Stated goal
Search the data below for the word "vanfkaplighet" and copy each line that holds it.

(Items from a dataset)
* Start *

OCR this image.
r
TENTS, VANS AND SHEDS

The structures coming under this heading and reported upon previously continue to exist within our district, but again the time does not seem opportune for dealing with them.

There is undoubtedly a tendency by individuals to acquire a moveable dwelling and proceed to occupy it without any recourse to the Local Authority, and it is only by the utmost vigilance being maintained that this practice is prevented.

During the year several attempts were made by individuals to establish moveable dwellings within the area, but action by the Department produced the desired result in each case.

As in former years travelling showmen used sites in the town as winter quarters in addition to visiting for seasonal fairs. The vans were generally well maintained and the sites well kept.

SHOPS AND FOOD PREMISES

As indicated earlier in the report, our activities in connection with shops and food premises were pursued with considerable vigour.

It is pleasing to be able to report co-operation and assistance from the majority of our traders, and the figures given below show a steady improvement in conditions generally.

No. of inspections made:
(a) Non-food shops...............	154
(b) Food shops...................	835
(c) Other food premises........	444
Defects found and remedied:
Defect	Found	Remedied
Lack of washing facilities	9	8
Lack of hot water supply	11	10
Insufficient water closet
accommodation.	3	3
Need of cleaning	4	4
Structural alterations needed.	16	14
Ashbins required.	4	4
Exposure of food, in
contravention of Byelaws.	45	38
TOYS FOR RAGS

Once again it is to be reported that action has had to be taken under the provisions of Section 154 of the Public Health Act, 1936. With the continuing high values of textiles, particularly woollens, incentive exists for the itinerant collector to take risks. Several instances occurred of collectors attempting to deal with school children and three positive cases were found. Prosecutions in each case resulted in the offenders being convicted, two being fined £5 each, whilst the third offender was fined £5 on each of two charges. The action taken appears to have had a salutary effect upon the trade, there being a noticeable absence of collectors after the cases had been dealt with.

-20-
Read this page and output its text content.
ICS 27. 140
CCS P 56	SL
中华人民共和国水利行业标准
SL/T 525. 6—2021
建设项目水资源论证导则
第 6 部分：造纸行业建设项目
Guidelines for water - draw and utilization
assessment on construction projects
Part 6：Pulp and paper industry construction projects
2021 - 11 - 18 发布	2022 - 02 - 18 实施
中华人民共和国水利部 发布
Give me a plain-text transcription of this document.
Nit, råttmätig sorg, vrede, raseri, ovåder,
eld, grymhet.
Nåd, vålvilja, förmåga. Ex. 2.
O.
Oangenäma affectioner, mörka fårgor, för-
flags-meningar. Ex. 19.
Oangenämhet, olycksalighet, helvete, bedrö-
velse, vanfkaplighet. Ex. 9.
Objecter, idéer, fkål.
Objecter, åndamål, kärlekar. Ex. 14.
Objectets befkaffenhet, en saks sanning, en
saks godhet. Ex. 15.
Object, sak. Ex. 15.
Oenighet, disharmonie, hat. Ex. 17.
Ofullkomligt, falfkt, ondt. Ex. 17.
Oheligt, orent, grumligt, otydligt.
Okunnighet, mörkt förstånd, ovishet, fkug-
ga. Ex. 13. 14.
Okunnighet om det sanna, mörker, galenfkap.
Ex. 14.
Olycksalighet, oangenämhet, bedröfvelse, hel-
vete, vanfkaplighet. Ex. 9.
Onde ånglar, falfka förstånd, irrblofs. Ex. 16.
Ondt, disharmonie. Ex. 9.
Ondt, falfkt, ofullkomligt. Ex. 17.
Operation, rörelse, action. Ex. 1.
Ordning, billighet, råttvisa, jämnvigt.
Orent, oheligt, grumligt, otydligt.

* End *

Task result
velse, vanfkaplighet. Ex. 9.
vete, vanfkaplighet. Ex. 9.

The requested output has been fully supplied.